• Task data
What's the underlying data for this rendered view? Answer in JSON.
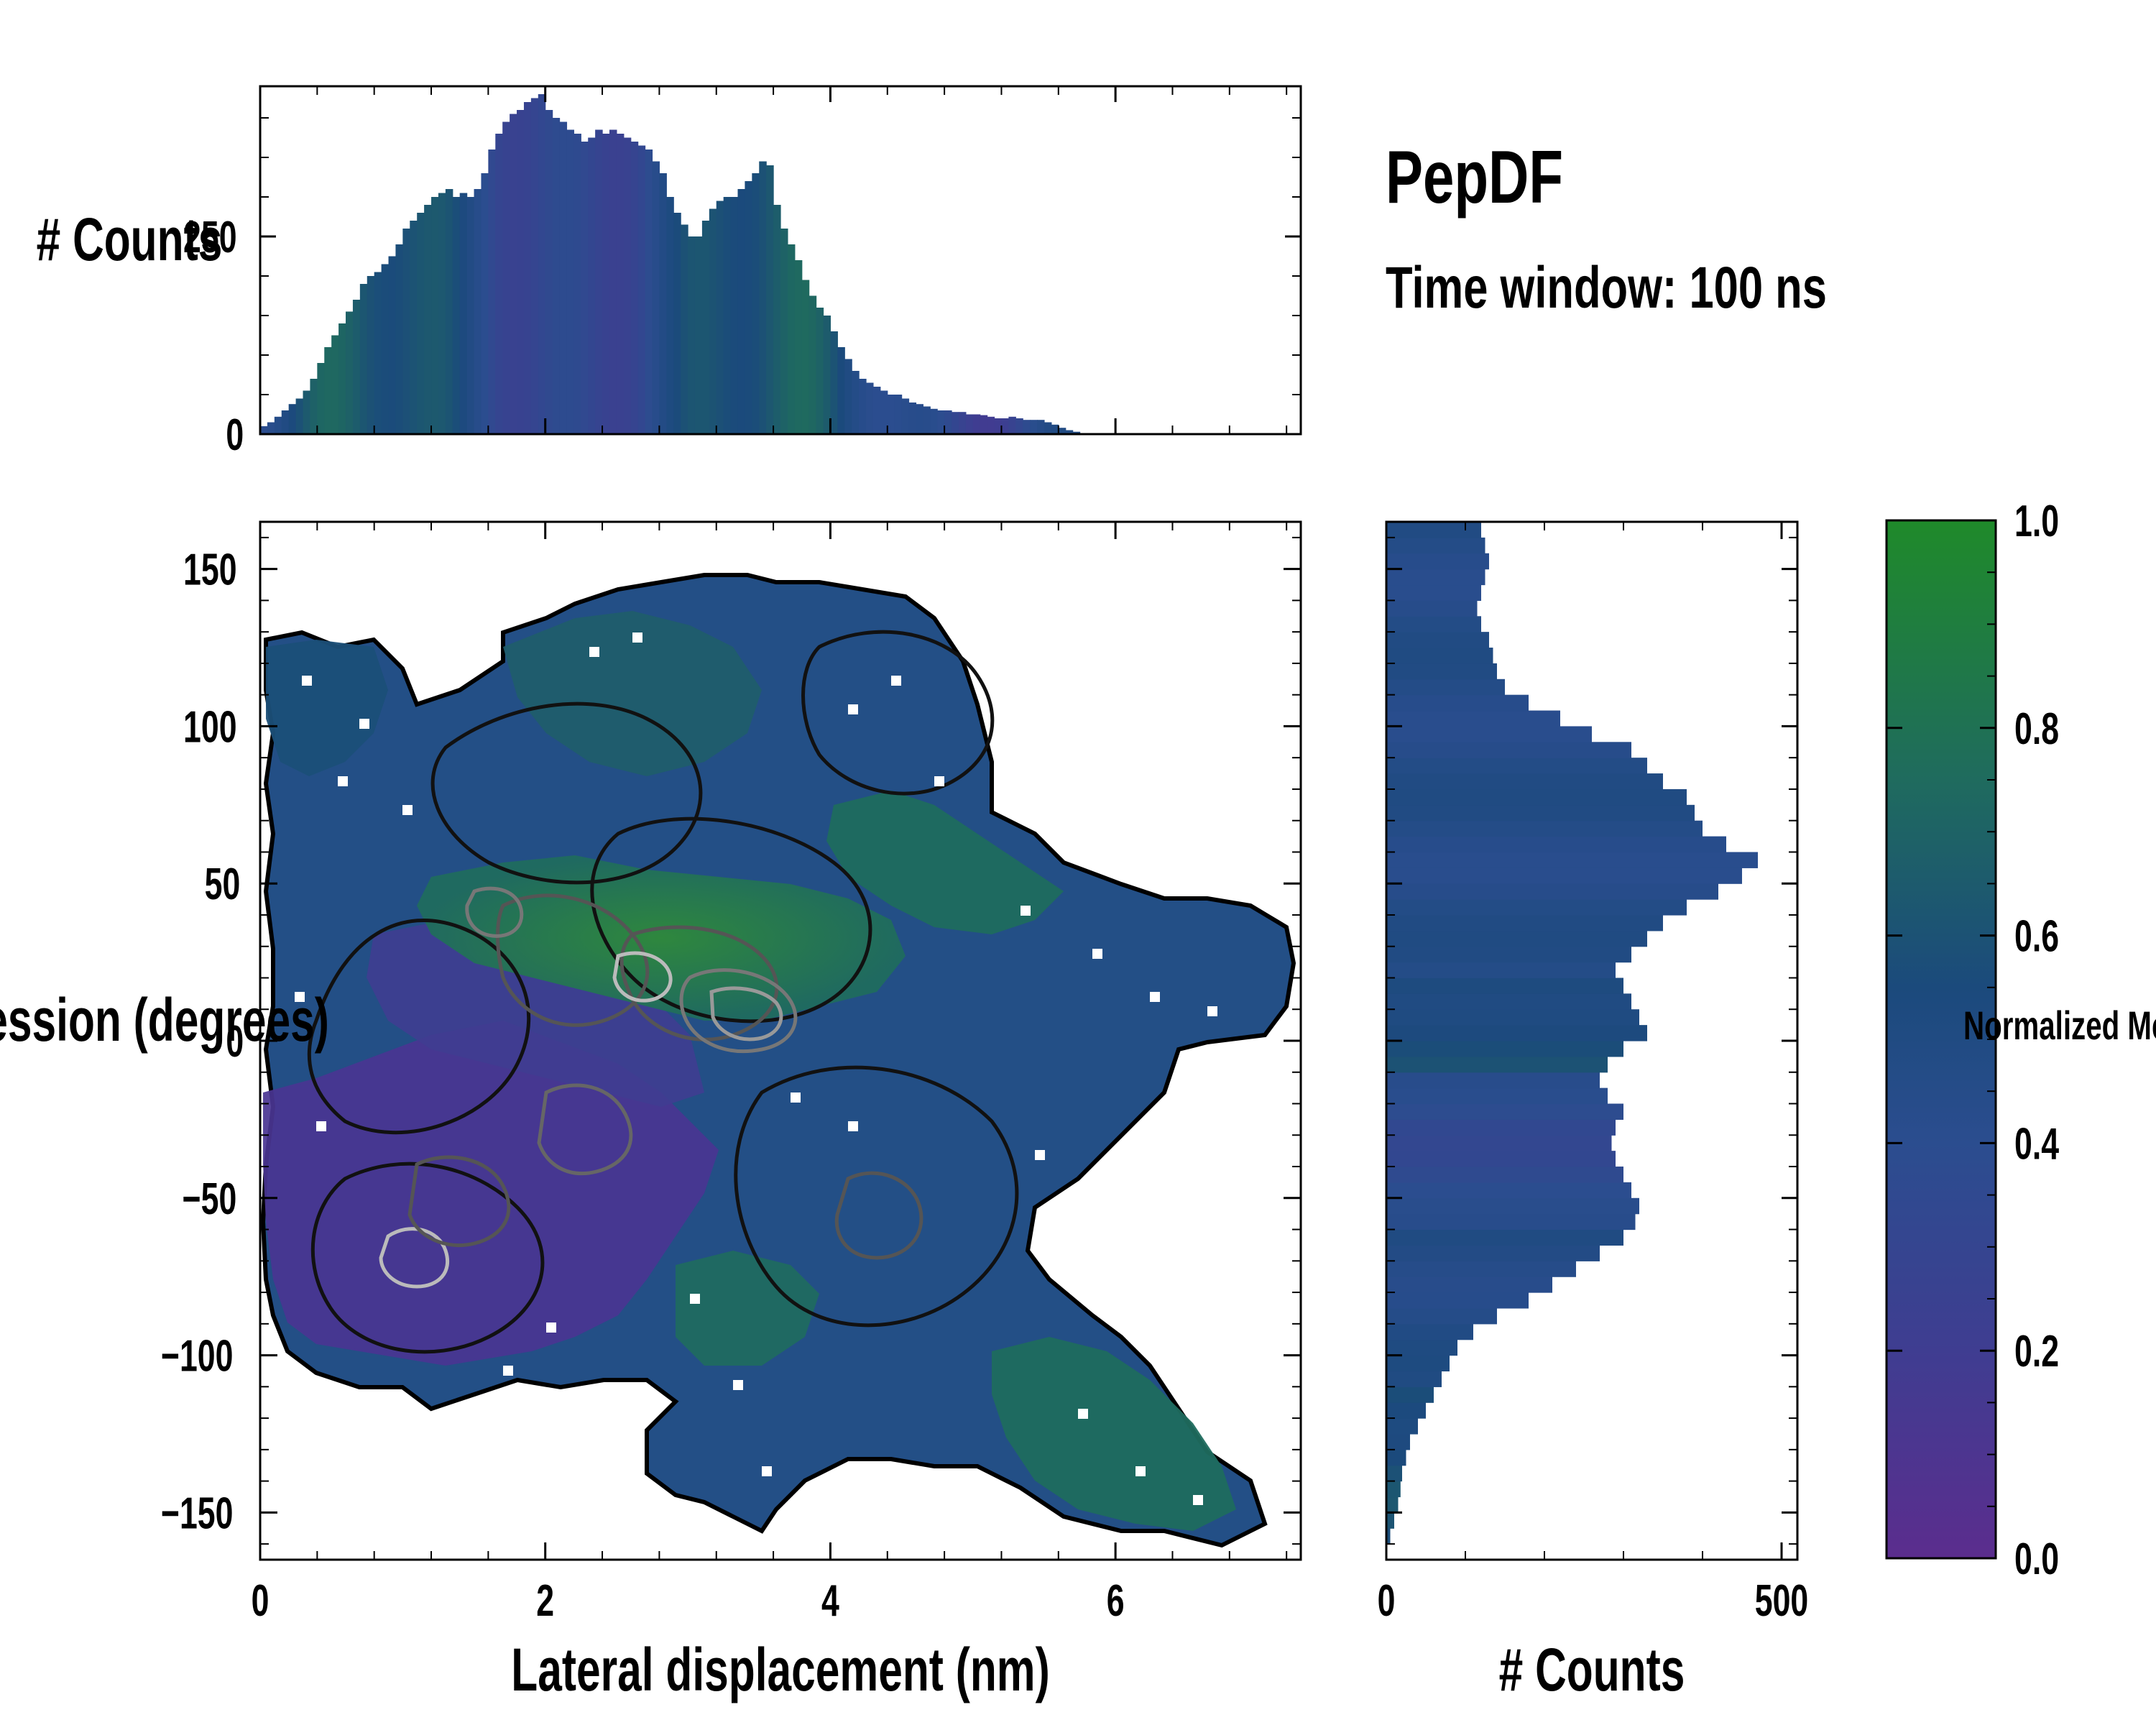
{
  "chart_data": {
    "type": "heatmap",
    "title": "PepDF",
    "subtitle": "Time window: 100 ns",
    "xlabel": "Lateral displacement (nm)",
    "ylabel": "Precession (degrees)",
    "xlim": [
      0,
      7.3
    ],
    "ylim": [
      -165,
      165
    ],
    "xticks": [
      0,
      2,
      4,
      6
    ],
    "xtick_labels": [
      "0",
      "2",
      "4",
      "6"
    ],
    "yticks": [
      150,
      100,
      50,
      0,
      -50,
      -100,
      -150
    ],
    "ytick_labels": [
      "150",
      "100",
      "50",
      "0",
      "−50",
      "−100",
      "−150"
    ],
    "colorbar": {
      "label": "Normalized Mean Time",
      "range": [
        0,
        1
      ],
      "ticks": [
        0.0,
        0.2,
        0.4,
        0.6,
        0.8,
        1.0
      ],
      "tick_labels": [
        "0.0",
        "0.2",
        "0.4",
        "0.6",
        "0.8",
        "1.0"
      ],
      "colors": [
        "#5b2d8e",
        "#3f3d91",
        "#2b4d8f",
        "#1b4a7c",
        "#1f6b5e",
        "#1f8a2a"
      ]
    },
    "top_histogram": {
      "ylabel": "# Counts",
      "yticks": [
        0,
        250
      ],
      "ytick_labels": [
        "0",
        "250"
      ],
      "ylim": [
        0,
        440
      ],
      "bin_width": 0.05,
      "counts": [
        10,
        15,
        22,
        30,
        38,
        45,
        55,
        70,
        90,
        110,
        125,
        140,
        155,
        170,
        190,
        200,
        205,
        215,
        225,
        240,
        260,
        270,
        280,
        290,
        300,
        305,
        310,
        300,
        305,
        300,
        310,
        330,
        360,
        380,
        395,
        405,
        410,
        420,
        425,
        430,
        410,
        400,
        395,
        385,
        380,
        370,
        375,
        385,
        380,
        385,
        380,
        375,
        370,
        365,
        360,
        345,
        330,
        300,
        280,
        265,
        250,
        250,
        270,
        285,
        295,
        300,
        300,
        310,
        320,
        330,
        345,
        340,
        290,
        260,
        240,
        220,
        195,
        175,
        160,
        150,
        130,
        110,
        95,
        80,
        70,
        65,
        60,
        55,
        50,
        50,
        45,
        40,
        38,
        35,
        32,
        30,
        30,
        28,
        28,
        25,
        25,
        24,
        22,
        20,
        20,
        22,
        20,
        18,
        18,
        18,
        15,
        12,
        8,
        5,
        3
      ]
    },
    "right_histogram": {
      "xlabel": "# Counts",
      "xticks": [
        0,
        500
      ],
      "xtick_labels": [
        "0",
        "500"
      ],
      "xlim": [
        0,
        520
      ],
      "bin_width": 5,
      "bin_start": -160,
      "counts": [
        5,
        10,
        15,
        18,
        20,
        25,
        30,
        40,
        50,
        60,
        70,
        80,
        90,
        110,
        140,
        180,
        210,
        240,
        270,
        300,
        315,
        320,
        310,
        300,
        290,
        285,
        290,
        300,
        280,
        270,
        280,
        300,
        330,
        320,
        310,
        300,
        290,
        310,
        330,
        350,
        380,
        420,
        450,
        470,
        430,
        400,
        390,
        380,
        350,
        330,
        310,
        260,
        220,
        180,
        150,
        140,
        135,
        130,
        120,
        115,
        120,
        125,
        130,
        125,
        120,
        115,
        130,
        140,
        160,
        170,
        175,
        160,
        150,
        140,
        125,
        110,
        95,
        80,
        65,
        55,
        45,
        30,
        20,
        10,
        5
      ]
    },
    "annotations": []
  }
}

• Given instruction
Reproduce the whole listing exactly, but not the images in it.

• Exercise solution
What's the underlying data for this rendered view? Answer in JSON.
{
  "chart_data": {
    "type": "heatmap",
    "title": "PepDF",
    "subtitle": "Time window: 100 ns",
    "xlabel": "Lateral displacement (nm)",
    "ylabel": "Precession (degrees)",
    "xlim": [
      0,
      7.3
    ],
    "ylim": [
      -165,
      165
    ],
    "xticks": [
      0,
      2,
      4,
      6
    ],
    "xtick_labels": [
      "0",
      "2",
      "4",
      "6"
    ],
    "yticks": [
      150,
      100,
      50,
      0,
      -50,
      -100,
      -150
    ],
    "ytick_labels": [
      "150",
      "100",
      "50",
      "0",
      "−50",
      "−100",
      "−150"
    ],
    "colorbar": {
      "label": "Normalized Mean Time",
      "range": [
        0,
        1
      ],
      "ticks": [
        0.0,
        0.2,
        0.4,
        0.6,
        0.8,
        1.0
      ],
      "tick_labels": [
        "0.0",
        "0.2",
        "0.4",
        "0.6",
        "0.8",
        "1.0"
      ],
      "colors": [
        "#5b2d8e",
        "#3f3d91",
        "#2b4d8f",
        "#1b4a7c",
        "#1f6b5e",
        "#1f8a2a"
      ]
    },
    "top_histogram": {
      "ylabel": "# Counts",
      "yticks": [
        0,
        250
      ],
      "ytick_labels": [
        "0",
        "250"
      ],
      "ylim": [
        0,
        440
      ],
      "bin_width": 0.05,
      "counts": [
        10,
        15,
        22,
        30,
        38,
        45,
        55,
        70,
        90,
        110,
        125,
        140,
        155,
        170,
        190,
        200,
        205,
        215,
        225,
        240,
        260,
        270,
        280,
        290,
        300,
        305,
        310,
        300,
        305,
        300,
        310,
        330,
        360,
        380,
        395,
        405,
        410,
        420,
        425,
        430,
        410,
        400,
        395,
        385,
        380,
        370,
        375,
        385,
        380,
        385,
        380,
        375,
        370,
        365,
        360,
        345,
        330,
        300,
        280,
        265,
        250,
        250,
        270,
        285,
        295,
        300,
        300,
        310,
        320,
        330,
        345,
        340,
        290,
        260,
        240,
        220,
        195,
        175,
        160,
        150,
        130,
        110,
        95,
        80,
        70,
        65,
        60,
        55,
        50,
        50,
        45,
        40,
        38,
        35,
        32,
        30,
        30,
        28,
        28,
        25,
        25,
        24,
        22,
        20,
        20,
        22,
        20,
        18,
        18,
        18,
        15,
        12,
        8,
        5,
        3
      ]
    },
    "right_histogram": {
      "xlabel": "# Counts",
      "xticks": [
        0,
        500
      ],
      "xtick_labels": [
        "0",
        "500"
      ],
      "xlim": [
        0,
        520
      ],
      "bin_width": 5,
      "bin_start": -160,
      "counts": [
        5,
        10,
        15,
        18,
        20,
        25,
        30,
        40,
        50,
        60,
        70,
        80,
        90,
        110,
        140,
        180,
        210,
        240,
        270,
        300,
        315,
        320,
        310,
        300,
        290,
        285,
        290,
        300,
        280,
        270,
        280,
        300,
        330,
        320,
        310,
        300,
        290,
        310,
        330,
        350,
        380,
        420,
        450,
        470,
        430,
        400,
        390,
        380,
        350,
        330,
        310,
        260,
        220,
        180,
        150,
        140,
        135,
        130,
        120,
        115,
        120,
        125,
        130,
        125,
        120,
        115,
        130,
        140,
        160,
        170,
        175,
        160,
        150,
        140,
        125,
        110,
        95,
        80,
        65,
        55,
        45,
        30,
        20,
        10,
        5
      ]
    },
    "annotations": []
  }
}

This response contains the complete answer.